Instructions to follow ::
Each entry in the listing below should be restated word for word.

-------- Dataset

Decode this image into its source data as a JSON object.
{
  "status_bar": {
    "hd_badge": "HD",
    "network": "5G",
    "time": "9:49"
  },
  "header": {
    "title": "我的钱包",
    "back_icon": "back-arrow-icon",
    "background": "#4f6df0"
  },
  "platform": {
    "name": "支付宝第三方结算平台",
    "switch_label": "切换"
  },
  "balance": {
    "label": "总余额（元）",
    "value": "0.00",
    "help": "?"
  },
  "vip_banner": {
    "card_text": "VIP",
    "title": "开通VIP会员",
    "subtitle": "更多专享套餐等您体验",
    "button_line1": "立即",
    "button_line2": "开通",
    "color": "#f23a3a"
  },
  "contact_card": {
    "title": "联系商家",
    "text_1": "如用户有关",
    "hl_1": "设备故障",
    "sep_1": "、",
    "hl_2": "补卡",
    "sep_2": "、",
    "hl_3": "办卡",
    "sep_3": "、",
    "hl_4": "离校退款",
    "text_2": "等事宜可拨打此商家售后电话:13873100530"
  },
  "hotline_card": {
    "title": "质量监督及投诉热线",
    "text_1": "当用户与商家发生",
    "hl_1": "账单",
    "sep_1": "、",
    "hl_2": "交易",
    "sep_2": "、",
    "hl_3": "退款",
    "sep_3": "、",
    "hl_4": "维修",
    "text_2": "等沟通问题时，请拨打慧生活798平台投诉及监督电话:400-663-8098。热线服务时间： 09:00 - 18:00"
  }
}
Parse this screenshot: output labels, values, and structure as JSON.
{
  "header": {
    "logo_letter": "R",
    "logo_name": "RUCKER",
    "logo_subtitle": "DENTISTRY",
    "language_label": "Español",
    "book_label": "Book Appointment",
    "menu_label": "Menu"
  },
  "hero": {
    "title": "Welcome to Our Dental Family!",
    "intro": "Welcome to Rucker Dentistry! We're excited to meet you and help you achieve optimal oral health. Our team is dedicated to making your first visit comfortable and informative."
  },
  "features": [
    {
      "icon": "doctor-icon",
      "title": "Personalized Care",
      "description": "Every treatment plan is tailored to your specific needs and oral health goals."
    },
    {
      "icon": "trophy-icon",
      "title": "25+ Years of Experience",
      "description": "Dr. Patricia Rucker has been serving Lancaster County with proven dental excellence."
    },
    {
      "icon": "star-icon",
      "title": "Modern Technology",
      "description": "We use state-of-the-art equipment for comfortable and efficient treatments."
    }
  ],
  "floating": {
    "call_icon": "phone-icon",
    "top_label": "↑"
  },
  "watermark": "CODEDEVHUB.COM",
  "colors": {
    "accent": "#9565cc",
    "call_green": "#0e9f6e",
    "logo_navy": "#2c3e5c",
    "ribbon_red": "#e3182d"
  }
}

----------------

Answer below ::
Decode this image into its source data as a JSON object.
{
  "status_bar": {
    "hd_badge": "HD",
    "network": "5G",
    "time": "9:49"
  },
  "header": {
    "title": "我的钱包",
    "back_icon": "back-arrow-icon",
    "background": "#4f6df0"
  },
  "platform": {
    "name": "支付宝第三方结算平台",
    "switch_label": "切换"
  },
  "balance": {
    "label": "总余额（元）",
    "value": "0.00",
    "help": "?"
  },
  "vip_banner": {
    "card_text": "VIP",
    "title": "开通VIP会员",
    "subtitle": "更多专享套餐等您体验",
    "button_line1": "立即",
    "button_line2": "开通",
    "color": "#f23a3a"
  },
  "contact_card": {
    "title": "联系商家",
    "text_1": "如用户有关",
    "hl_1": "设备故障",
    "sep_1": "、",
    "hl_2": "补卡",
    "sep_2": "、",
    "hl_3": "办卡",
    "sep_3": "、",
    "hl_4": "离校退款",
    "text_2": "等事宜可拨打此商家售后电话:13873100530"
  },
  "hotline_card": {
    "title": "质量监督及投诉热线",
    "text_1": "当用户与商家发生",
    "hl_1": "账单",
    "sep_1": "、",
    "hl_2": "交易",
    "sep_2": "、",
    "hl_3": "退款",
    "sep_3": "、",
    "hl_4": "维修",
    "text_2": "等沟通问题时，请拨打慧生活798平台投诉及监督电话:400-663-8098。热线服务时间： 09:00 - 18:00"
  }
}
Parse this screenshot: output labels, values, and structure as JSON.
{
  "header": {
    "logo_letter": "R",
    "logo_name": "RUCKER",
    "logo_subtitle": "DENTISTRY",
    "language_label": "Español",
    "book_label": "Book Appointment",
    "menu_label": "Menu"
  },
  "hero": {
    "title": "Welcome to Our Dental Family!",
    "intro": "Welcome to Rucker Dentistry! We're excited to meet you and help you achieve optimal oral health. Our team is dedicated to making your first visit comfortable and informative."
  },
  "features": [
    {
      "icon": "doctor-icon",
      "title": "Personalized Care",
      "description": "Every treatment plan is tailored to your specific needs and oral health goals."
    },
    {
      "icon": "trophy-icon",
      "title": "25+ Years of Experience",
      "description": "Dr. Patricia Rucker has been serving Lancaster County with proven dental excellence."
    },
    {
      "icon": "star-icon",
      "title": "Modern Technology",
      "description": "We use state-of-the-art equipment for comfortable and efficient treatments."
    }
  ],
  "floating": {
    "call_icon": "phone-icon",
    "top_label": "↑"
  },
  "watermark": "CODEDEVHUB.COM",
  "colors": {
    "accent": "#9565cc",
    "call_green": "#0e9f6e",
    "logo_navy": "#2c3e5c",
    "ribbon_red": "#e3182d"
  }
}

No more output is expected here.